▶ [The task]: Transcribe the records that follow in their entirety, omitting any pictures.

[Data listing]
==============================
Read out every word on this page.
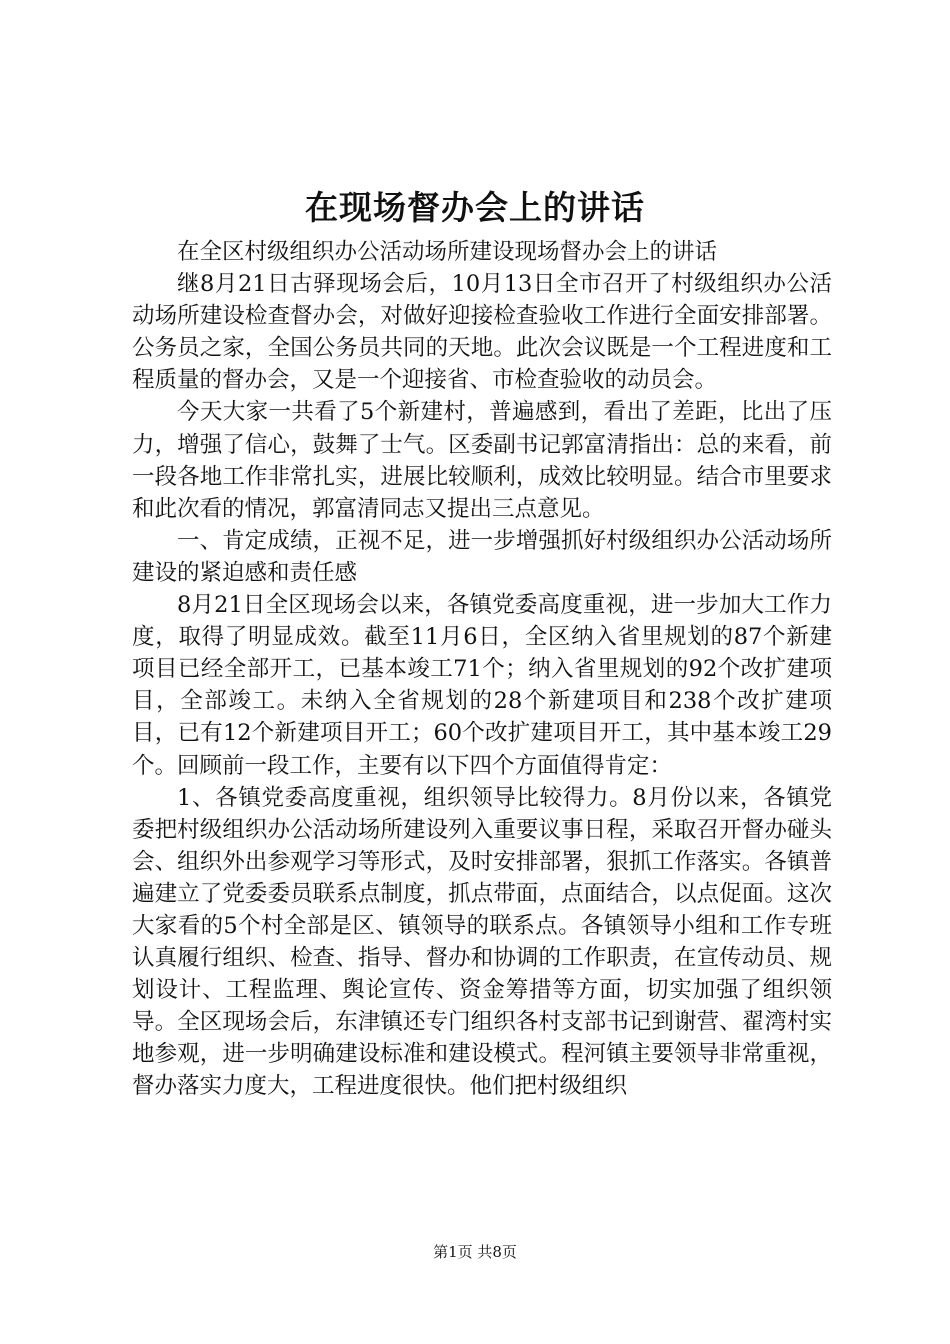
在现场督办会上的讲话

在全区村级组织办公活动场所建设现场督办会上的讲话

继8月21日古驿现场会后，10月13日全市召开了村级组织办公活动场所建设检查督办会，对做好迎接检查验收工作进行全面安排部署。公务员之家，全国公务员共同的天地。此次会议既是一个工程进度和工程质量的督办会，又是一个迎接省、市检查验收的动员会。

今天大家一共看了5个新建村，普遍感到，看出了差距，比出了压力，增强了信心，鼓舞了士气。区委副书记郭富清指出：总的来看，前一段各地工作非常扎实，进展比较顺利，成效比较明显。结合市里要求和此次看的情况，郭富清同志又提出三点意见。

一、肯定成绩，正视不足，进一步增强抓好村级组织办公活动场所建设的紧迫感和责任感

8月21日全区现场会以来，各镇党委高度重视，进一步加大工作力度，取得了明显成效。截至11月6日，全区纳入省里规划的87个新建项目已经全部开工，已基本竣工71个；纳入省里规划的92个改扩建项目，全部竣工。未纳入全省规划的28个新建项目和238个改扩建项目，已有12个新建项目开工；60个改扩建项目开工，其中基本竣工29个。回顾前一段工作，主要有以下四个方面值得肯定：

1、各镇党委高度重视，组织领导比较得力。8月份以来，各镇党委把村级组织办公活动场所建设列入重要议事日程，采取召开督办碰头会、组织外出参观学习等形式，及时安排部署，狠抓工作落实。各镇普遍建立了党委委员联系点制度，抓点带面，点面结合，以点促面。这次大家看的5个村全部是区、镇领导的联系点。各镇领导小组和工作专班认真履行组织、检查、指导、督办和协调的工作职责，在宣传动员、规划设计、工程监理、舆论宣传、资金筹措等方面，切实加强了组织领导。全区现场会后，东津镇还专门组织各村支部书记到谢营、翟湾村实地参观，进一步明确建设标准和建设模式。程河镇主要领导非常重视，督办落实力度大，工程进度很快。他们把村级组织

第1页 共8页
==============================
▶ [Output]:
Read out every word on this page.
在现场督办会上的讲话

在全区村级组织办公活动场所建设现场督办会上的讲话

继8月21日古驿现场会后，10月13日全市召开了村级组织办公活动场所建设检查督办会，对做好迎接检查验收工作进行全面安排部署。公务员之家，全国公务员共同的天地。此次会议既是一个工程进度和工程质量的督办会，又是一个迎接省、市检查验收的动员会。

今天大家一共看了5个新建村，普遍感到，看出了差距，比出了压力，增强了信心，鼓舞了士气。区委副书记郭富清指出：总的来看，前一段各地工作非常扎实，进展比较顺利，成效比较明显。结合市里要求和此次看的情况，郭富清同志又提出三点意见。

一、肯定成绩，正视不足，进一步增强抓好村级组织办公活动场所建设的紧迫感和责任感

8月21日全区现场会以来，各镇党委高度重视，进一步加大工作力度，取得了明显成效。截至11月6日，全区纳入省里规划的87个新建项目已经全部开工，已基本竣工71个；纳入省里规划的92个改扩建项目，全部竣工。未纳入全省规划的28个新建项目和238个改扩建项目，已有12个新建项目开工；60个改扩建项目开工，其中基本竣工29个。回顾前一段工作，主要有以下四个方面值得肯定：

1、各镇党委高度重视，组织领导比较得力。8月份以来，各镇党委把村级组织办公活动场所建设列入重要议事日程，采取召开督办碰头会、组织外出参观学习等形式，及时安排部署，狠抓工作落实。各镇普遍建立了党委委员联系点制度，抓点带面，点面结合，以点促面。这次大家看的5个村全部是区、镇领导的联系点。各镇领导小组和工作专班认真履行组织、检查、指导、督办和协调的工作职责，在宣传动员、规划设计、工程监理、舆论宣传、资金筹措等方面，切实加强了组织领导。全区现场会后，东津镇还专门组织各村支部书记到谢营、翟湾村实地参观，进一步明确建设标准和建设模式。程河镇主要领导非常重视，督办落实力度大，工程进度很快。他们把村级组织

第1页 共8页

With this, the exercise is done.